**PROVIDED ENTRIES**:
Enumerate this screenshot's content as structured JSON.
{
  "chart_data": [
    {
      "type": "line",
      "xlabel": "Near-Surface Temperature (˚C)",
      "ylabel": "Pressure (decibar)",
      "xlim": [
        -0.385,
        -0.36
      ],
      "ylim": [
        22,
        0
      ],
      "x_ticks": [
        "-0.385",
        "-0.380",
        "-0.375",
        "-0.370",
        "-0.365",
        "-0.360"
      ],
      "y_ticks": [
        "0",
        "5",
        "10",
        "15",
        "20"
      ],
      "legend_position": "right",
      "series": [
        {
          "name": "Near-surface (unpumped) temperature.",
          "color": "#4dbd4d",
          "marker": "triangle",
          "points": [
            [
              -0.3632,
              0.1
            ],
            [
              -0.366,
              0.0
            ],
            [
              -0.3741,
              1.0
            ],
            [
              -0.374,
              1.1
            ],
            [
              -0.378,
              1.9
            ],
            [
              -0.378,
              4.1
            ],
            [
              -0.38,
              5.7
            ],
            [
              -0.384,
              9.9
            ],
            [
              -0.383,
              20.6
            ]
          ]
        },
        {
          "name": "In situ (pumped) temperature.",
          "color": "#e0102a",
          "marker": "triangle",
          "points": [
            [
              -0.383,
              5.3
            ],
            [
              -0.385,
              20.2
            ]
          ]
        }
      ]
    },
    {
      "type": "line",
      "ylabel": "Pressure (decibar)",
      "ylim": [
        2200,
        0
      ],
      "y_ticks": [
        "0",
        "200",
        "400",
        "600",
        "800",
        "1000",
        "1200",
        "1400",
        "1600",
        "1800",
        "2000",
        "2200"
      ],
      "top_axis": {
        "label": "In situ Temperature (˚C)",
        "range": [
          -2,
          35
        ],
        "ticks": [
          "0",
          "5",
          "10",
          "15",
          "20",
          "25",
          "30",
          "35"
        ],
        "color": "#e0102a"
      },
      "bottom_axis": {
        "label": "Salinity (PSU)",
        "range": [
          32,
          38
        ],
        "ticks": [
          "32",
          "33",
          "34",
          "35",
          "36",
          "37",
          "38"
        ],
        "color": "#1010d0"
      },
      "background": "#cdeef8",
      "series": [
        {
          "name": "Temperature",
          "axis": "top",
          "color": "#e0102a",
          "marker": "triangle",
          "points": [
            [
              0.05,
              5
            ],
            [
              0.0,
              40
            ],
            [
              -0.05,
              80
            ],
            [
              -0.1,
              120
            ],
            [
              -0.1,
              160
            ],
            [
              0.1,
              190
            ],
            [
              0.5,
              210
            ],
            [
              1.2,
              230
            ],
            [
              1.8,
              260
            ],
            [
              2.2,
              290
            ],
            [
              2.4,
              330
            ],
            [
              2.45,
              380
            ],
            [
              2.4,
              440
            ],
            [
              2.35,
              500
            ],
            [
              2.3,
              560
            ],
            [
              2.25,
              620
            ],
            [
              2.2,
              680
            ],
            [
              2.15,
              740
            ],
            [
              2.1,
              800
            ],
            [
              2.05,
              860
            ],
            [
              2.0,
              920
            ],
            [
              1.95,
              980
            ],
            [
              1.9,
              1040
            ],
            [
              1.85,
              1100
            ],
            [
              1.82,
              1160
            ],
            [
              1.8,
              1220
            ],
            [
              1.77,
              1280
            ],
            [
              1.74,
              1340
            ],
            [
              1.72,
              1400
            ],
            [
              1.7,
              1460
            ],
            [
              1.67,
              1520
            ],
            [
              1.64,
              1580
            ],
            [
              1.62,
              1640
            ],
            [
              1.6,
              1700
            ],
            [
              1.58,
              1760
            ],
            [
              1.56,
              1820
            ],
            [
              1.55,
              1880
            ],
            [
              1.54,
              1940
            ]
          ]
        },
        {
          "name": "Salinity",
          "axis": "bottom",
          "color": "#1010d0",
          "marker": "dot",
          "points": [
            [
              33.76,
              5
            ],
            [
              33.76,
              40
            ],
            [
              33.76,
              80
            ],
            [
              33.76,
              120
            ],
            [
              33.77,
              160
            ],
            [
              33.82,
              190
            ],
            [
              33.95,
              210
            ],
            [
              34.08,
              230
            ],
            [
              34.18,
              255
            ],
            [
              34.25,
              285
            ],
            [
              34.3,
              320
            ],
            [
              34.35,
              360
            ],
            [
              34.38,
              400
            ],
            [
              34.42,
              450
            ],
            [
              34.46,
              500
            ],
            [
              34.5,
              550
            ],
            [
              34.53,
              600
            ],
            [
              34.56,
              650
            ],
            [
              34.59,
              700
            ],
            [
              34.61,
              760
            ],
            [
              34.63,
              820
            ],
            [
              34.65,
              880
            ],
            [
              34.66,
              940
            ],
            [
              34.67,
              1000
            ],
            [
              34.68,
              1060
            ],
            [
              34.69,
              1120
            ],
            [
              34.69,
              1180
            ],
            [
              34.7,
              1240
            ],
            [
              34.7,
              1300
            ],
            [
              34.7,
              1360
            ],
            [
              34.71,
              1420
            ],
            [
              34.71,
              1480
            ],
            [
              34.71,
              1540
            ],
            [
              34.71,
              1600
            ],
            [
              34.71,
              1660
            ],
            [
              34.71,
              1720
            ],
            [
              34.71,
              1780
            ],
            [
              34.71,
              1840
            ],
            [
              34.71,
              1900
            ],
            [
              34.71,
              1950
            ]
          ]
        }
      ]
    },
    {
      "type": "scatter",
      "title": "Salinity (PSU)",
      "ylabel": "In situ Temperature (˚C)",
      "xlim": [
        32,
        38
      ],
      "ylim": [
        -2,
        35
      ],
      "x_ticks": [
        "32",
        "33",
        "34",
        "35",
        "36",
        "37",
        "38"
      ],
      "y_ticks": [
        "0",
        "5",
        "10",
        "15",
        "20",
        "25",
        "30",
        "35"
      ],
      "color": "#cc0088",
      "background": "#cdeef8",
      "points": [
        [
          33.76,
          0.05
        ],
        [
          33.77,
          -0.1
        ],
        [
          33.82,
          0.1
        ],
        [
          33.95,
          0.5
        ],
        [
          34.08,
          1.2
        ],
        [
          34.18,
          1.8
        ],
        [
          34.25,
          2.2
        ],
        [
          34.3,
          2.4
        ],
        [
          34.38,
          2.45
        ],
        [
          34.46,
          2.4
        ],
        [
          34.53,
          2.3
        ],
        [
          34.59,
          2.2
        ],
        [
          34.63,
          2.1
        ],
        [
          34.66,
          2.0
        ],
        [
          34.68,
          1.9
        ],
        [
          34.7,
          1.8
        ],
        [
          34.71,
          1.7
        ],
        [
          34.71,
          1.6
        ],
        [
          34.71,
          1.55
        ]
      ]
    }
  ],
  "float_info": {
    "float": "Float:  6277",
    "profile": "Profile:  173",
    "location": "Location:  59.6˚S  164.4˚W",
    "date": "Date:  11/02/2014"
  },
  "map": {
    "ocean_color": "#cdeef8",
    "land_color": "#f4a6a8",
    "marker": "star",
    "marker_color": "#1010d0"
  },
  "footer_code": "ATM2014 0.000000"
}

**PROBLEM DETAILS**: Reproduce every line of the data verbatim.

**OUTPUT FOR THIS TASK**:
Enumerate this screenshot's content as structured JSON.
{
  "chart_data": [
    {
      "type": "line",
      "xlabel": "Near-Surface Temperature (˚C)",
      "ylabel": "Pressure (decibar)",
      "xlim": [
        -0.385,
        -0.36
      ],
      "ylim": [
        22,
        0
      ],
      "x_ticks": [
        "-0.385",
        "-0.380",
        "-0.375",
        "-0.370",
        "-0.365",
        "-0.360"
      ],
      "y_ticks": [
        "0",
        "5",
        "10",
        "15",
        "20"
      ],
      "legend_position": "right",
      "series": [
        {
          "name": "Near-surface (unpumped) temperature.",
          "color": "#4dbd4d",
          "marker": "triangle",
          "points": [
            [
              -0.3632,
              0.1
            ],
            [
              -0.366,
              0.0
            ],
            [
              -0.3741,
              1.0
            ],
            [
              -0.374,
              1.1
            ],
            [
              -0.378,
              1.9
            ],
            [
              -0.378,
              4.1
            ],
            [
              -0.38,
              5.7
            ],
            [
              -0.384,
              9.9
            ],
            [
              -0.383,
              20.6
            ]
          ]
        },
        {
          "name": "In situ (pumped) temperature.",
          "color": "#e0102a",
          "marker": "triangle",
          "points": [
            [
              -0.383,
              5.3
            ],
            [
              -0.385,
              20.2
            ]
          ]
        }
      ]
    },
    {
      "type": "line",
      "ylabel": "Pressure (decibar)",
      "ylim": [
        2200,
        0
      ],
      "y_ticks": [
        "0",
        "200",
        "400",
        "600",
        "800",
        "1000",
        "1200",
        "1400",
        "1600",
        "1800",
        "2000",
        "2200"
      ],
      "top_axis": {
        "label": "In situ Temperature (˚C)",
        "range": [
          -2,
          35
        ],
        "ticks": [
          "0",
          "5",
          "10",
          "15",
          "20",
          "25",
          "30",
          "35"
        ],
        "color": "#e0102a"
      },
      "bottom_axis": {
        "label": "Salinity (PSU)",
        "range": [
          32,
          38
        ],
        "ticks": [
          "32",
          "33",
          "34",
          "35",
          "36",
          "37",
          "38"
        ],
        "color": "#1010d0"
      },
      "background": "#cdeef8",
      "series": [
        {
          "name": "Temperature",
          "axis": "top",
          "color": "#e0102a",
          "marker": "triangle",
          "points": [
            [
              0.05,
              5
            ],
            [
              0.0,
              40
            ],
            [
              -0.05,
              80
            ],
            [
              -0.1,
              120
            ],
            [
              -0.1,
              160
            ],
            [
              0.1,
              190
            ],
            [
              0.5,
              210
            ],
            [
              1.2,
              230
            ],
            [
              1.8,
              260
            ],
            [
              2.2,
              290
            ],
            [
              2.4,
              330
            ],
            [
              2.45,
              380
            ],
            [
              2.4,
              440
            ],
            [
              2.35,
              500
            ],
            [
              2.3,
              560
            ],
            [
              2.25,
              620
            ],
            [
              2.2,
              680
            ],
            [
              2.15,
              740
            ],
            [
              2.1,
              800
            ],
            [
              2.05,
              860
            ],
            [
              2.0,
              920
            ],
            [
              1.95,
              980
            ],
            [
              1.9,
              1040
            ],
            [
              1.85,
              1100
            ],
            [
              1.82,
              1160
            ],
            [
              1.8,
              1220
            ],
            [
              1.77,
              1280
            ],
            [
              1.74,
              1340
            ],
            [
              1.72,
              1400
            ],
            [
              1.7,
              1460
            ],
            [
              1.67,
              1520
            ],
            [
              1.64,
              1580
            ],
            [
              1.62,
              1640
            ],
            [
              1.6,
              1700
            ],
            [
              1.58,
              1760
            ],
            [
              1.56,
              1820
            ],
            [
              1.55,
              1880
            ],
            [
              1.54,
              1940
            ]
          ]
        },
        {
          "name": "Salinity",
          "axis": "bottom",
          "color": "#1010d0",
          "marker": "dot",
          "points": [
            [
              33.76,
              5
            ],
            [
              33.76,
              40
            ],
            [
              33.76,
              80
            ],
            [
              33.76,
              120
            ],
            [
              33.77,
              160
            ],
            [
              33.82,
              190
            ],
            [
              33.95,
              210
            ],
            [
              34.08,
              230
            ],
            [
              34.18,
              255
            ],
            [
              34.25,
              285
            ],
            [
              34.3,
              320
            ],
            [
              34.35,
              360
            ],
            [
              34.38,
              400
            ],
            [
              34.42,
              450
            ],
            [
              34.46,
              500
            ],
            [
              34.5,
              550
            ],
            [
              34.53,
              600
            ],
            [
              34.56,
              650
            ],
            [
              34.59,
              700
            ],
            [
              34.61,
              760
            ],
            [
              34.63,
              820
            ],
            [
              34.65,
              880
            ],
            [
              34.66,
              940
            ],
            [
              34.67,
              1000
            ],
            [
              34.68,
              1060
            ],
            [
              34.69,
              1120
            ],
            [
              34.69,
              1180
            ],
            [
              34.7,
              1240
            ],
            [
              34.7,
              1300
            ],
            [
              34.7,
              1360
            ],
            [
              34.71,
              1420
            ],
            [
              34.71,
              1480
            ],
            [
              34.71,
              1540
            ],
            [
              34.71,
              1600
            ],
            [
              34.71,
              1660
            ],
            [
              34.71,
              1720
            ],
            [
              34.71,
              1780
            ],
            [
              34.71,
              1840
            ],
            [
              34.71,
              1900
            ],
            [
              34.71,
              1950
            ]
          ]
        }
      ]
    },
    {
      "type": "scatter",
      "title": "Salinity (PSU)",
      "ylabel": "In situ Temperature (˚C)",
      "xlim": [
        32,
        38
      ],
      "ylim": [
        -2,
        35
      ],
      "x_ticks": [
        "32",
        "33",
        "34",
        "35",
        "36",
        "37",
        "38"
      ],
      "y_ticks": [
        "0",
        "5",
        "10",
        "15",
        "20",
        "25",
        "30",
        "35"
      ],
      "color": "#cc0088",
      "background": "#cdeef8",
      "points": [
        [
          33.76,
          0.05
        ],
        [
          33.77,
          -0.1
        ],
        [
          33.82,
          0.1
        ],
        [
          33.95,
          0.5
        ],
        [
          34.08,
          1.2
        ],
        [
          34.18,
          1.8
        ],
        [
          34.25,
          2.2
        ],
        [
          34.3,
          2.4
        ],
        [
          34.38,
          2.45
        ],
        [
          34.46,
          2.4
        ],
        [
          34.53,
          2.3
        ],
        [
          34.59,
          2.2
        ],
        [
          34.63,
          2.1
        ],
        [
          34.66,
          2.0
        ],
        [
          34.68,
          1.9
        ],
        [
          34.7,
          1.8
        ],
        [
          34.71,
          1.7
        ],
        [
          34.71,
          1.6
        ],
        [
          34.71,
          1.55
        ]
      ]
    }
  ],
  "float_info": {
    "float": "Float:  6277",
    "profile": "Profile:  173",
    "location": "Location:  59.6˚S  164.4˚W",
    "date": "Date:  11/02/2014"
  },
  "map": {
    "ocean_color": "#cdeef8",
    "land_color": "#f4a6a8",
    "marker": "star",
    "marker_color": "#1010d0"
  },
  "footer_code": "ATM2014 0.000000"
}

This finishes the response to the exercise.